* BEGIN *

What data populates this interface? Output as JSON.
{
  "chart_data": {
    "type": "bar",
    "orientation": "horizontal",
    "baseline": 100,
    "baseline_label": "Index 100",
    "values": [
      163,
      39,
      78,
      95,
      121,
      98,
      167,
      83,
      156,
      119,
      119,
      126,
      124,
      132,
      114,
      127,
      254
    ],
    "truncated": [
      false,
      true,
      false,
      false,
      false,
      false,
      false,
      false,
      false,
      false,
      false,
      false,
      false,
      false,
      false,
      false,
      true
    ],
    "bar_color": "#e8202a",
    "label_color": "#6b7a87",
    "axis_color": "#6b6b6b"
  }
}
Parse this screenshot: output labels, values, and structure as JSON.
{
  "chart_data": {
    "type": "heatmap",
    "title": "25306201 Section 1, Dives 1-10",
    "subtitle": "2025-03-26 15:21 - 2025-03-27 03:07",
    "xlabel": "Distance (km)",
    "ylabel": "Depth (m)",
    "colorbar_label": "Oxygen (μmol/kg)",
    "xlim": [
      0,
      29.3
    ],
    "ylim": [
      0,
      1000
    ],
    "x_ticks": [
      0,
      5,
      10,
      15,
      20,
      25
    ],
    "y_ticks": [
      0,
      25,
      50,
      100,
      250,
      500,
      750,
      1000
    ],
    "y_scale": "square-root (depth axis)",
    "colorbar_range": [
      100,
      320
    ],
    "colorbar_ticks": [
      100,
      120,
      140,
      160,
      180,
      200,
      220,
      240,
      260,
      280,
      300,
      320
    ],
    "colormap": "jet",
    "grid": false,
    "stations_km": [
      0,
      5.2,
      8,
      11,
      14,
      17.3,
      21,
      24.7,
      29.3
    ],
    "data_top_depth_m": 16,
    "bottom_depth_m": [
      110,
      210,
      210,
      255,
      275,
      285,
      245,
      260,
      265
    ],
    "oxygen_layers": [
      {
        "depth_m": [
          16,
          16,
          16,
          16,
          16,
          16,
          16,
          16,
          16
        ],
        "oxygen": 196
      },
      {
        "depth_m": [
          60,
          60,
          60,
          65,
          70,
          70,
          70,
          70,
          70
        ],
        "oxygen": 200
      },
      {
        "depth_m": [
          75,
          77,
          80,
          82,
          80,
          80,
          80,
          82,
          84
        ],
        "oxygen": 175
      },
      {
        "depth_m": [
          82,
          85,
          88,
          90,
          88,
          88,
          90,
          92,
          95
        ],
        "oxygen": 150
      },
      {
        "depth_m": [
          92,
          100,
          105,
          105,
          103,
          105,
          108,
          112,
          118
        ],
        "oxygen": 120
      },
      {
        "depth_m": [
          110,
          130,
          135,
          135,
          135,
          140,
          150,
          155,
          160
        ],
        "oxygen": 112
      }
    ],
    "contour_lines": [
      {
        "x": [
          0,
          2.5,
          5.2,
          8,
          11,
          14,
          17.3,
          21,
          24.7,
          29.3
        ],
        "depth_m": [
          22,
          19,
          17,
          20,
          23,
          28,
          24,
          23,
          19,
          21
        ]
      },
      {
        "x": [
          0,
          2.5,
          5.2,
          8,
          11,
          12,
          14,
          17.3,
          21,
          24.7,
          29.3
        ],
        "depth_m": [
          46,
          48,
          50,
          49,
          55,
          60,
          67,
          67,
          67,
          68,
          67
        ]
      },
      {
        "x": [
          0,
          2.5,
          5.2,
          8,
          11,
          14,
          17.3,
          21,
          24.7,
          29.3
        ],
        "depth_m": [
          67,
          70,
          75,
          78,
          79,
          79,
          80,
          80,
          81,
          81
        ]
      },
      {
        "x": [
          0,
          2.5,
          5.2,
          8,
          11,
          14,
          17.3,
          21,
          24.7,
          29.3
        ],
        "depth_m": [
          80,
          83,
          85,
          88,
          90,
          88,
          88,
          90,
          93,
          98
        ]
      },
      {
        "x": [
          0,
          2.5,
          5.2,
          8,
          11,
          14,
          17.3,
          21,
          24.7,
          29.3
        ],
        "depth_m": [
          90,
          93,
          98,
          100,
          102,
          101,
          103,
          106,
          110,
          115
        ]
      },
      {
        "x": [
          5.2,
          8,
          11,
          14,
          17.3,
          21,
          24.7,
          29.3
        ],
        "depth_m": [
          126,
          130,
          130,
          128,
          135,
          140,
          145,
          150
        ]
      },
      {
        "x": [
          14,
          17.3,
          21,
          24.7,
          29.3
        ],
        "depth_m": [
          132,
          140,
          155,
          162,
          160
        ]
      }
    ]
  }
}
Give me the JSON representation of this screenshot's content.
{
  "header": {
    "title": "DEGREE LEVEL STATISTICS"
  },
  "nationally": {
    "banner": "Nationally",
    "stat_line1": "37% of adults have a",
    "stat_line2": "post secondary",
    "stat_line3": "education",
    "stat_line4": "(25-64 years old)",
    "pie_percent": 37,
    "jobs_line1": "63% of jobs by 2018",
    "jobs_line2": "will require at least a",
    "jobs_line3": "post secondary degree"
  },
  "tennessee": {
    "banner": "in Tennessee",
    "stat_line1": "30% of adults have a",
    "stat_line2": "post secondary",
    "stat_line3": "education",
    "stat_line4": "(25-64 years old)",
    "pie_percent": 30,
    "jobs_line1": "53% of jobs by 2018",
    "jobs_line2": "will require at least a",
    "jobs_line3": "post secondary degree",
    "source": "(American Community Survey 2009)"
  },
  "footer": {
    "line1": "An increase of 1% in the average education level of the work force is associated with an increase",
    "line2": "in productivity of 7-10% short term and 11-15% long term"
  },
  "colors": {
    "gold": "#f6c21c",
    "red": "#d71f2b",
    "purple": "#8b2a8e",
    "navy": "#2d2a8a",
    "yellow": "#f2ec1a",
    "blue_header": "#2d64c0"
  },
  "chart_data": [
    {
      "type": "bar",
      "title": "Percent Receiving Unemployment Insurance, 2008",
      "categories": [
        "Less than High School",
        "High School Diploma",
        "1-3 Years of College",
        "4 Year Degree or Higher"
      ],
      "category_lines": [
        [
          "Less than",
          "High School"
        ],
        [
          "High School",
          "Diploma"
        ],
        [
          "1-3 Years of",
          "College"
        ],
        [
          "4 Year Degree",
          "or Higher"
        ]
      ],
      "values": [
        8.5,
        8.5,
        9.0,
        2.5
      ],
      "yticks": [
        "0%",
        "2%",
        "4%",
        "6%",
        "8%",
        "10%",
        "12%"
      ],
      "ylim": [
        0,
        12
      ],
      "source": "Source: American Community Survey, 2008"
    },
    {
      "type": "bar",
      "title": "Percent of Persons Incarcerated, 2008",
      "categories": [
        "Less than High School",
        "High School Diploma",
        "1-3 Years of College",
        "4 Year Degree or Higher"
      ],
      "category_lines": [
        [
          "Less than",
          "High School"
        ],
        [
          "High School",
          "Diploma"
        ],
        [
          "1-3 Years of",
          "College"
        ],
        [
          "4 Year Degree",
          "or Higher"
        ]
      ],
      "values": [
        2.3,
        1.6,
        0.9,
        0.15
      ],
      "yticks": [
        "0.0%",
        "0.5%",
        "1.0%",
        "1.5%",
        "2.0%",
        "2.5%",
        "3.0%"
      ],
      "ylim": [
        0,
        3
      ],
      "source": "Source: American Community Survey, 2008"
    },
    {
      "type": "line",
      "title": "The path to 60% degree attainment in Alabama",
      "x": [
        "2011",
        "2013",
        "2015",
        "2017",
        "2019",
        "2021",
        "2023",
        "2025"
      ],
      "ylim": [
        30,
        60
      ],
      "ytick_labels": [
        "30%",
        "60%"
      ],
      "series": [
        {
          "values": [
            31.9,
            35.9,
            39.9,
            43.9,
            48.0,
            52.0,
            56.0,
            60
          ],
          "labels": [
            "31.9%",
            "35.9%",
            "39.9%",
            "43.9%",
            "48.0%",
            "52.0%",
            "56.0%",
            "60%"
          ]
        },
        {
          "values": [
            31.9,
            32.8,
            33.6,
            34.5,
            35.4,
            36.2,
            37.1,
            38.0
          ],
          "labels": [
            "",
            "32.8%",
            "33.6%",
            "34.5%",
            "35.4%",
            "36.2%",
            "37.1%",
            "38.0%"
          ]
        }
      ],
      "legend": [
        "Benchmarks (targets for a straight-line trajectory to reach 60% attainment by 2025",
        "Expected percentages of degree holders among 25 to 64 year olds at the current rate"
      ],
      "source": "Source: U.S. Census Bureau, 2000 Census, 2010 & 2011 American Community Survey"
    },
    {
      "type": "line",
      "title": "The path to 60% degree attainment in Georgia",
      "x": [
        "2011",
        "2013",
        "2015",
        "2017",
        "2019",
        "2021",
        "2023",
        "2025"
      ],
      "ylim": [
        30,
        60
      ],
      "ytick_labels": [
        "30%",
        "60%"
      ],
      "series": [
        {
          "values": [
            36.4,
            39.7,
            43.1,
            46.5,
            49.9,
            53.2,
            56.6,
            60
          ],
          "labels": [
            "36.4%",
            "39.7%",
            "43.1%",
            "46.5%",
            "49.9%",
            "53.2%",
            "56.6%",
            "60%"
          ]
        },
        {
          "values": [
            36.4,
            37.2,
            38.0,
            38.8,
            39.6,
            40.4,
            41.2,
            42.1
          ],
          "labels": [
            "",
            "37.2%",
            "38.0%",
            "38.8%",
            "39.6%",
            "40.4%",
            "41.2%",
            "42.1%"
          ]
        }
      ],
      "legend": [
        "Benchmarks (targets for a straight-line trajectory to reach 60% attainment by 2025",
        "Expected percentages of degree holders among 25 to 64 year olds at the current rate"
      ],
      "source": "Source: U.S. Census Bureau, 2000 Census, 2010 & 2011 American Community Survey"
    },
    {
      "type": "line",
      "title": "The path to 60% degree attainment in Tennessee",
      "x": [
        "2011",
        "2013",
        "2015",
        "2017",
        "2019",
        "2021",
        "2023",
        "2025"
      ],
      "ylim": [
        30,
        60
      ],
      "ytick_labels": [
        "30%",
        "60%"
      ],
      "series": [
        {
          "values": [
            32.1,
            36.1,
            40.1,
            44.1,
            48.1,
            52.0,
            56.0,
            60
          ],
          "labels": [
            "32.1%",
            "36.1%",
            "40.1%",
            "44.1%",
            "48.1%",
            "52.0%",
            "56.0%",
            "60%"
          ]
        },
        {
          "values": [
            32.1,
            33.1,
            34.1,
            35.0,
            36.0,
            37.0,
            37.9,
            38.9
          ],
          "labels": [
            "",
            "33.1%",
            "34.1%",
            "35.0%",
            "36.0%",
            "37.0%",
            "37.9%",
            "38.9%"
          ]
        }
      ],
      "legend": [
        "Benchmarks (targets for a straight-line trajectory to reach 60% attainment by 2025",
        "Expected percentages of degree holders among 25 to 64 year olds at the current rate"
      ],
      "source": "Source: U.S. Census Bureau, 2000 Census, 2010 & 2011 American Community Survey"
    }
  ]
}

* END *

Give every line of the material that includes the string "screenshot".

Parse this screenshot: output labels, values, and structure as JSON.
Give me the JSON representation of this screenshot's content.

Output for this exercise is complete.